Reproduce the listing below in its entirety. Change nothing.
***** Provided records
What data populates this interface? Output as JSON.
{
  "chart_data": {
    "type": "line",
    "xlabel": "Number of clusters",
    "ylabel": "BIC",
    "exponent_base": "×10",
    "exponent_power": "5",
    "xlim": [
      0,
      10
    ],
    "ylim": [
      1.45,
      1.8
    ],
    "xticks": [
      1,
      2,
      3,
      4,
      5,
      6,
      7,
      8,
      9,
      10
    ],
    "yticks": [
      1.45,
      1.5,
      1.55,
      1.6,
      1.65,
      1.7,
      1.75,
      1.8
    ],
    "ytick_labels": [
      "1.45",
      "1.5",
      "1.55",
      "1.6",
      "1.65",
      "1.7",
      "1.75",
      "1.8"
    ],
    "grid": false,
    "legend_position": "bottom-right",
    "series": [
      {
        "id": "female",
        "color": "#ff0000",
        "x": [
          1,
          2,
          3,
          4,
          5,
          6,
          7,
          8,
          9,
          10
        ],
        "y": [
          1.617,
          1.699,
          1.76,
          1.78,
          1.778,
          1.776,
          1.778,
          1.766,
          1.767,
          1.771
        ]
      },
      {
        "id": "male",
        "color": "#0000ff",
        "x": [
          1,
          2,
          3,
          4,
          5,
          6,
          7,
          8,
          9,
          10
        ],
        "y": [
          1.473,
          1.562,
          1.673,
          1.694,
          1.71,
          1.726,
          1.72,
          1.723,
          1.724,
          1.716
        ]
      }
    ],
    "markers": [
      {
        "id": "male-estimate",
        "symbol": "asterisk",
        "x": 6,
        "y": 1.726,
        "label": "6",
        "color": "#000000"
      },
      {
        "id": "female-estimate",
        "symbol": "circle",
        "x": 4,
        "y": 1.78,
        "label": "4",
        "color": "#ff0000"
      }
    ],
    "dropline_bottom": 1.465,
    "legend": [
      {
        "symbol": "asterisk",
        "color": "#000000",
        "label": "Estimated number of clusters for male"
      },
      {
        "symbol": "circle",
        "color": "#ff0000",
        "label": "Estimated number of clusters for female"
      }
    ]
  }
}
**********
-- Exercise solution --
What data populates this interface? Output as JSON.
{
  "chart_data": {
    "type": "line",
    "xlabel": "Number of clusters",
    "ylabel": "BIC",
    "exponent_base": "×10",
    "exponent_power": "5",
    "xlim": [
      0,
      10
    ],
    "ylim": [
      1.45,
      1.8
    ],
    "xticks": [
      1,
      2,
      3,
      4,
      5,
      6,
      7,
      8,
      9,
      10
    ],
    "yticks": [
      1.45,
      1.5,
      1.55,
      1.6,
      1.65,
      1.7,
      1.75,
      1.8
    ],
    "ytick_labels": [
      "1.45",
      "1.5",
      "1.55",
      "1.6",
      "1.65",
      "1.7",
      "1.75",
      "1.8"
    ],
    "grid": false,
    "legend_position": "bottom-right",
    "series": [
      {
        "id": "female",
        "color": "#ff0000",
        "x": [
          1,
          2,
          3,
          4,
          5,
          6,
          7,
          8,
          9,
          10
        ],
        "y": [
          1.617,
          1.699,
          1.76,
          1.78,
          1.778,
          1.776,
          1.778,
          1.766,
          1.767,
          1.771
        ]
      },
      {
        "id": "male",
        "color": "#0000ff",
        "x": [
          1,
          2,
          3,
          4,
          5,
          6,
          7,
          8,
          9,
          10
        ],
        "y": [
          1.473,
          1.562,
          1.673,
          1.694,
          1.71,
          1.726,
          1.72,
          1.723,
          1.724,
          1.716
        ]
      }
    ],
    "markers": [
      {
        "id": "male-estimate",
        "symbol": "asterisk",
        "x": 6,
        "y": 1.726,
        "label": "6",
        "color": "#000000"
      },
      {
        "id": "female-estimate",
        "symbol": "circle",
        "x": 4,
        "y": 1.78,
        "label": "4",
        "color": "#ff0000"
      }
    ],
    "dropline_bottom": 1.465,
    "legend": [
      {
        "symbol": "asterisk",
        "color": "#000000",
        "label": "Estimated number of clusters for male"
      },
      {
        "symbol": "circle",
        "color": "#ff0000",
        "label": "Estimated number of clusters for female"
      }
    ]
  }
}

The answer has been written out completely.